* Assigned task:
Note how many lines in the following material mention "Gesell", then give that number by itself.

* Records for processing:
####################

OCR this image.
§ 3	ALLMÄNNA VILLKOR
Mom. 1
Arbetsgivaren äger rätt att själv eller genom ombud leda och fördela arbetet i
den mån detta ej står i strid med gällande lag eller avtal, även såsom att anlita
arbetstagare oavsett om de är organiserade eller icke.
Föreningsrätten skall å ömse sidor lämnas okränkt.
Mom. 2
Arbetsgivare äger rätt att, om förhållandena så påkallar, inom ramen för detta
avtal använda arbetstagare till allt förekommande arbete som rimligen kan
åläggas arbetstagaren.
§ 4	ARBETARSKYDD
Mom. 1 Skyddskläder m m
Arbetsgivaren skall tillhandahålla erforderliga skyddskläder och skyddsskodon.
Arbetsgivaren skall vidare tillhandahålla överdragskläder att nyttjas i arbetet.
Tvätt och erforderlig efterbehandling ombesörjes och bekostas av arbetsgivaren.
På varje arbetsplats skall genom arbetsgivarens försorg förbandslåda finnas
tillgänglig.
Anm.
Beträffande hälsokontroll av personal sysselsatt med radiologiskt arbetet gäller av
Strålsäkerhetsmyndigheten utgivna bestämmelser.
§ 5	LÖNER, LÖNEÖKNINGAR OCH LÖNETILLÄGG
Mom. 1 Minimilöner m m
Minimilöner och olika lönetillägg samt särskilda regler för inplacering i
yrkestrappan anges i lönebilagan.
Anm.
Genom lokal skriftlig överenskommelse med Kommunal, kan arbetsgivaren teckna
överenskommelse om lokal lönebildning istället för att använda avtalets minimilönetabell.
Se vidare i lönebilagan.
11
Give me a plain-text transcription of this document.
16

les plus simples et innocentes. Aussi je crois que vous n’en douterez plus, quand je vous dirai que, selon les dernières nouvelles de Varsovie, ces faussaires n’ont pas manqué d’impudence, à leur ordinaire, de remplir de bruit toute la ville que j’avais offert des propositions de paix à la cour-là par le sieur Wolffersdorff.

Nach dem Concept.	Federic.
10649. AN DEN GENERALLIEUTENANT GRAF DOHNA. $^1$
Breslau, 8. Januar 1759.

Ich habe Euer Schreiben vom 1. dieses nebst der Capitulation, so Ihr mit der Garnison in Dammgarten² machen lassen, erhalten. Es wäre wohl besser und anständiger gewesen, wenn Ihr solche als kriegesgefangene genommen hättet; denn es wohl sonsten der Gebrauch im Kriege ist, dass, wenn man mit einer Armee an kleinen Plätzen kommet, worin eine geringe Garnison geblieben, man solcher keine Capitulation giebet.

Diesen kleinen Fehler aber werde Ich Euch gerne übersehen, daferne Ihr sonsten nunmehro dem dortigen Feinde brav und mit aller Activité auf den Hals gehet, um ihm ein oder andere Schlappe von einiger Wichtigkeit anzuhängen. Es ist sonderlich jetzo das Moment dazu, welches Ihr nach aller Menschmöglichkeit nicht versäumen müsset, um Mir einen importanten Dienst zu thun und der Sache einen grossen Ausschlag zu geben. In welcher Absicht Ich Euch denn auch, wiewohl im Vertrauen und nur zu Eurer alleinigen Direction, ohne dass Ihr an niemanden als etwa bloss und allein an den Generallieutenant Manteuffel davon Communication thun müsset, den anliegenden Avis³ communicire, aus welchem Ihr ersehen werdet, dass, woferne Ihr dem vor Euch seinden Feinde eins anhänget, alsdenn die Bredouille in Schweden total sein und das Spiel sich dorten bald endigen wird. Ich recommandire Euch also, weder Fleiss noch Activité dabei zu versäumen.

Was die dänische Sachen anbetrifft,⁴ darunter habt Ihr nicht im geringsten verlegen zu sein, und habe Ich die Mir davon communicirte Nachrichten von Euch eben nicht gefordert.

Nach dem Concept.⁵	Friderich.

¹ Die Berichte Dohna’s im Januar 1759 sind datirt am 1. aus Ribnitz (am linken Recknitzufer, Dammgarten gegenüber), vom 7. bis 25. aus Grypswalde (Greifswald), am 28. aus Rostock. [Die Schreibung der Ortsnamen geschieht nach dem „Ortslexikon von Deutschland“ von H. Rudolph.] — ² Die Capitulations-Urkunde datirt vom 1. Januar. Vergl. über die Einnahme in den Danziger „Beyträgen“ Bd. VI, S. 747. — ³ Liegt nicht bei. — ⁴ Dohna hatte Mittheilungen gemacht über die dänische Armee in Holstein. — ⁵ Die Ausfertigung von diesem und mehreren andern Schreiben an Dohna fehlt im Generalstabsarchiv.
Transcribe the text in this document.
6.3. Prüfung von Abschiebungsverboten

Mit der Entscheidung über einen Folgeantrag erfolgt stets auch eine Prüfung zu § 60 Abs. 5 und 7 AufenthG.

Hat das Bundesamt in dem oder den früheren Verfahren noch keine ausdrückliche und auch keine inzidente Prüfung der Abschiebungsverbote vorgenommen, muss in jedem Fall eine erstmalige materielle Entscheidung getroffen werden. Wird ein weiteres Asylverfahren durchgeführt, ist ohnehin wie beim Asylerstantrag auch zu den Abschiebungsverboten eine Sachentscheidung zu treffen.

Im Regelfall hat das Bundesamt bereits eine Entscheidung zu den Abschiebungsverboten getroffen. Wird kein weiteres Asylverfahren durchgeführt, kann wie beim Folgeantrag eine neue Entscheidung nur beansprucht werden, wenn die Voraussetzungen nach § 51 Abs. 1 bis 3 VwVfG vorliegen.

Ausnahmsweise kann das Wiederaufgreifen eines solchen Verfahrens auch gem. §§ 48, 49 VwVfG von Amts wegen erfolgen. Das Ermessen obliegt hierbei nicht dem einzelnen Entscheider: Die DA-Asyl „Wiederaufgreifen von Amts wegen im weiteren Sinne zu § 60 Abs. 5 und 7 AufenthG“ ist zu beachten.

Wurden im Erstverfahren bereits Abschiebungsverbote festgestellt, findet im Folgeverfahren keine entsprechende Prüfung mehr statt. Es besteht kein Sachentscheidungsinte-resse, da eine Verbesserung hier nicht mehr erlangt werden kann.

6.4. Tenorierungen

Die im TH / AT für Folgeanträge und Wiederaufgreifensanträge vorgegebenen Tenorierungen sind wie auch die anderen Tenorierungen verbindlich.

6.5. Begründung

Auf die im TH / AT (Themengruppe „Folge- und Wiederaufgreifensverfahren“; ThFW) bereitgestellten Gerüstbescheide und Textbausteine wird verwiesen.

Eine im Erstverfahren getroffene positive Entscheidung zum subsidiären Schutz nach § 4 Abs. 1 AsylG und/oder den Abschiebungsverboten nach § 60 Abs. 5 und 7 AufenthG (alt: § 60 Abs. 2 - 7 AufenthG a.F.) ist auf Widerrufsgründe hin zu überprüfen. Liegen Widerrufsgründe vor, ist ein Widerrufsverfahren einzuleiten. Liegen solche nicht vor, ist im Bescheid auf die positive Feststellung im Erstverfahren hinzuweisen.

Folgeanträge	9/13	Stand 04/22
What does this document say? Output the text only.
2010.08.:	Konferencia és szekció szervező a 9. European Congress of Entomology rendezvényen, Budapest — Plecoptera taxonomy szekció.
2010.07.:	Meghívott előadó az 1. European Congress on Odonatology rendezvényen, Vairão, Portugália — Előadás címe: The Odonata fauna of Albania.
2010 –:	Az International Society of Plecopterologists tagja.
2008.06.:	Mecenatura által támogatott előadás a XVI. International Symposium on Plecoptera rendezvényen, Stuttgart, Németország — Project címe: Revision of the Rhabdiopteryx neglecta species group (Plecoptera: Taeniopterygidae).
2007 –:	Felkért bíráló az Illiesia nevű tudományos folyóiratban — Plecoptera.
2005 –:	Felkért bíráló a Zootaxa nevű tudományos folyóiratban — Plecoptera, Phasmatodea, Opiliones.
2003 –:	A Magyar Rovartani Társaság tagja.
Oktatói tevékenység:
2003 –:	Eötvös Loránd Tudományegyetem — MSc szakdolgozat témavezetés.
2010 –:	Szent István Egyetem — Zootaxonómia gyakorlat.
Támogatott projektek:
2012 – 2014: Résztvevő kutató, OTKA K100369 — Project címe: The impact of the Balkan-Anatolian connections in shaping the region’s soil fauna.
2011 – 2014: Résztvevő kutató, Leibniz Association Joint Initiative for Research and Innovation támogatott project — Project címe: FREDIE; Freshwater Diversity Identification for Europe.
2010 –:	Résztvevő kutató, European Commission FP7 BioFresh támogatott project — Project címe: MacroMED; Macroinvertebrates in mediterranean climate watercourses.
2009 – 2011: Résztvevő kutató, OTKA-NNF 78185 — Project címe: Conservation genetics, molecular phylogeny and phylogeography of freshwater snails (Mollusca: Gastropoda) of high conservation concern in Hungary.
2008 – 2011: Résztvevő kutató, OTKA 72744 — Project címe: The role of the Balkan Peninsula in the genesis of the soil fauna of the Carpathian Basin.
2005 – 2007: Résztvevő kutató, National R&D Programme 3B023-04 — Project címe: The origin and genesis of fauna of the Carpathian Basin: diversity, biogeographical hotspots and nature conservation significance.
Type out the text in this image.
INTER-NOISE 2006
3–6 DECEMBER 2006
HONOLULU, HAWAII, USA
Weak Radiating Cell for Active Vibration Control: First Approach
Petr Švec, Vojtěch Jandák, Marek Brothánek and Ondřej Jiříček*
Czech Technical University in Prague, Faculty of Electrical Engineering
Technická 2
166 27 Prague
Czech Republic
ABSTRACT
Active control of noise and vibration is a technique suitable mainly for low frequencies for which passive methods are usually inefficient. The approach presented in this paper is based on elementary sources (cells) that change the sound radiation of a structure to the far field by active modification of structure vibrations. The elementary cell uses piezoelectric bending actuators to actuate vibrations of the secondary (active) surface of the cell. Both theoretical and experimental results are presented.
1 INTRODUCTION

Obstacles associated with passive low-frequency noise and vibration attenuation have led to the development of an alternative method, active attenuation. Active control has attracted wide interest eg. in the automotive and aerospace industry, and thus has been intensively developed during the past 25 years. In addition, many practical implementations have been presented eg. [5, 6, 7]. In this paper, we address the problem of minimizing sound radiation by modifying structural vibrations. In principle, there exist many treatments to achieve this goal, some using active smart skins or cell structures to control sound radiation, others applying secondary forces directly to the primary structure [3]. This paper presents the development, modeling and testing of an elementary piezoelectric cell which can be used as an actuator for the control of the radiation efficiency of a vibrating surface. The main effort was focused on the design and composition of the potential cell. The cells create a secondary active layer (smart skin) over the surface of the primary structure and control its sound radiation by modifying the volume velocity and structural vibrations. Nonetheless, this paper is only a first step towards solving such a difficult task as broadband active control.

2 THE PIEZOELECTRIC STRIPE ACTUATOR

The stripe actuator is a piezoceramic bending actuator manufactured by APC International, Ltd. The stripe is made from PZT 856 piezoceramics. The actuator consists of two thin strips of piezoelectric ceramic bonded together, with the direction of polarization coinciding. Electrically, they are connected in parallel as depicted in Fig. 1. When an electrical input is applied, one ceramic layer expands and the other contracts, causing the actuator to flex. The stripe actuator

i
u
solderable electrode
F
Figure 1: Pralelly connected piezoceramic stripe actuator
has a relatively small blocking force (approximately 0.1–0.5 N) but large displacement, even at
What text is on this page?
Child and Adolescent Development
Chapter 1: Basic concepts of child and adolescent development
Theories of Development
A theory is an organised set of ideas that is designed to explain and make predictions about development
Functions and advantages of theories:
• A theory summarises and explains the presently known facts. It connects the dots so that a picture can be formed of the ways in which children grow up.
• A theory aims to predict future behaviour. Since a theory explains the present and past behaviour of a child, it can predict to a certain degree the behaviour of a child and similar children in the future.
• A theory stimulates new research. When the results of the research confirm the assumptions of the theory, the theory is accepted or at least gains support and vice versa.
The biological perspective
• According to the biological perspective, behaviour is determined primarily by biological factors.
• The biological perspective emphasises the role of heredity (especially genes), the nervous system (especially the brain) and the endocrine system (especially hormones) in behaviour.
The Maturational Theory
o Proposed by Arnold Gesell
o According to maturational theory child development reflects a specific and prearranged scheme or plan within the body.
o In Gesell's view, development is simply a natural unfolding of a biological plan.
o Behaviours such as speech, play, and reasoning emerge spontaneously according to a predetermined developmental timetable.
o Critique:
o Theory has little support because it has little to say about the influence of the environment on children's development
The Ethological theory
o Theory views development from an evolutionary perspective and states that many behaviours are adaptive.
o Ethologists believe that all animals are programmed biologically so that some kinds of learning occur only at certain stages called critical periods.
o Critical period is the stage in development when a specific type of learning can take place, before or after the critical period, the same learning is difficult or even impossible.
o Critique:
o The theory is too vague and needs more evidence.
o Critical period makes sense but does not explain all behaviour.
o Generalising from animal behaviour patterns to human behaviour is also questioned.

####################

* Task answer:
2